** BEGIN **
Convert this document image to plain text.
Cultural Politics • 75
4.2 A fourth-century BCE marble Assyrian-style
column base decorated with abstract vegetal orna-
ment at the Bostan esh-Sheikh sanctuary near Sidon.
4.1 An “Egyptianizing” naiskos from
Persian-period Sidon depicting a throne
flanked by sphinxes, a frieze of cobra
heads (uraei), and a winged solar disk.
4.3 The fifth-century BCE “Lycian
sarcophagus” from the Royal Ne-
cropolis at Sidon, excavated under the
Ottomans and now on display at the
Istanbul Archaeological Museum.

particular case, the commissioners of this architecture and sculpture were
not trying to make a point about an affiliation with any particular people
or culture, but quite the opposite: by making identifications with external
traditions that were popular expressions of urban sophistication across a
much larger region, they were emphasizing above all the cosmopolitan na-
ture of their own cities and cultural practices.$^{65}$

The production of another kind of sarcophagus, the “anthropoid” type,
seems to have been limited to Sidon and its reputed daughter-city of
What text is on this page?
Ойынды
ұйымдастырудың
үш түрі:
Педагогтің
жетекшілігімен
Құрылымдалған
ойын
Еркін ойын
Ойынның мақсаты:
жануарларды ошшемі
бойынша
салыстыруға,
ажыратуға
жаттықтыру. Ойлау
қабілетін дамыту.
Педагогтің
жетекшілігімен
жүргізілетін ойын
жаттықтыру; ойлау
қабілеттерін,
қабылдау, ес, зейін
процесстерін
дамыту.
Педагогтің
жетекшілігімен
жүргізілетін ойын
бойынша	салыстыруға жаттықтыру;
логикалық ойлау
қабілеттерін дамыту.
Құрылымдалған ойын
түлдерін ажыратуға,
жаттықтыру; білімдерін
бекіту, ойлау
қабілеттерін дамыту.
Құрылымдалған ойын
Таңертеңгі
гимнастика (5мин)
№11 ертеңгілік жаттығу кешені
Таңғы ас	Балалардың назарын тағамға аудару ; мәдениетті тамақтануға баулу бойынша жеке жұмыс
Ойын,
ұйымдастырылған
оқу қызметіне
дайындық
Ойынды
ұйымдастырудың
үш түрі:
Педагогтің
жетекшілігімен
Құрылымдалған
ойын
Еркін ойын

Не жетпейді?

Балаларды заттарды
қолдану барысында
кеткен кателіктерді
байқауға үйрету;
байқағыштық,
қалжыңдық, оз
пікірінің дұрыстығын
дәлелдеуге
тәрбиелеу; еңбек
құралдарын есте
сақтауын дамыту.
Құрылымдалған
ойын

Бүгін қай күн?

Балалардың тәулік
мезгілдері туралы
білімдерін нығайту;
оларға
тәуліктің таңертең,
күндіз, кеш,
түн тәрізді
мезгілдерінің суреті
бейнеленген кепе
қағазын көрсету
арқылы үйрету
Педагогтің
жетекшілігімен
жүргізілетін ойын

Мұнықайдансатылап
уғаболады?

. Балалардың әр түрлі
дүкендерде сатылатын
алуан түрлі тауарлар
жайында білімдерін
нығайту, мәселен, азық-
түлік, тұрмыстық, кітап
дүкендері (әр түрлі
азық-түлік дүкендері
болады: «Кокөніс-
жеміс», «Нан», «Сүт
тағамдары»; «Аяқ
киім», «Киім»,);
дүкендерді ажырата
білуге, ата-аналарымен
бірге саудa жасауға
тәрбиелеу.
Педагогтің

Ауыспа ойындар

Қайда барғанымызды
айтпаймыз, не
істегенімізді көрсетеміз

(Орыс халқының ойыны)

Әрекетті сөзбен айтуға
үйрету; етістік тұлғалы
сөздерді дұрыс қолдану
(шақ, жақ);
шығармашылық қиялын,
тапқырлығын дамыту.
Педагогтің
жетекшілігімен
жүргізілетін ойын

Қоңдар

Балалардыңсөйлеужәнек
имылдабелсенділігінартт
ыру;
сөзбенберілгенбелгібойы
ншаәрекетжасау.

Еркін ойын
** END **
▸ The task
Check every line for "бойынша" and show the ones that have it.

▸ Written response
бойынша
бойынша	салыстыруға жаттықтыру;
Таңғы ас	Балалардың назарын тағамға аудару ; мәдениетті тамақтануға баулу бойынша жеке жұмыс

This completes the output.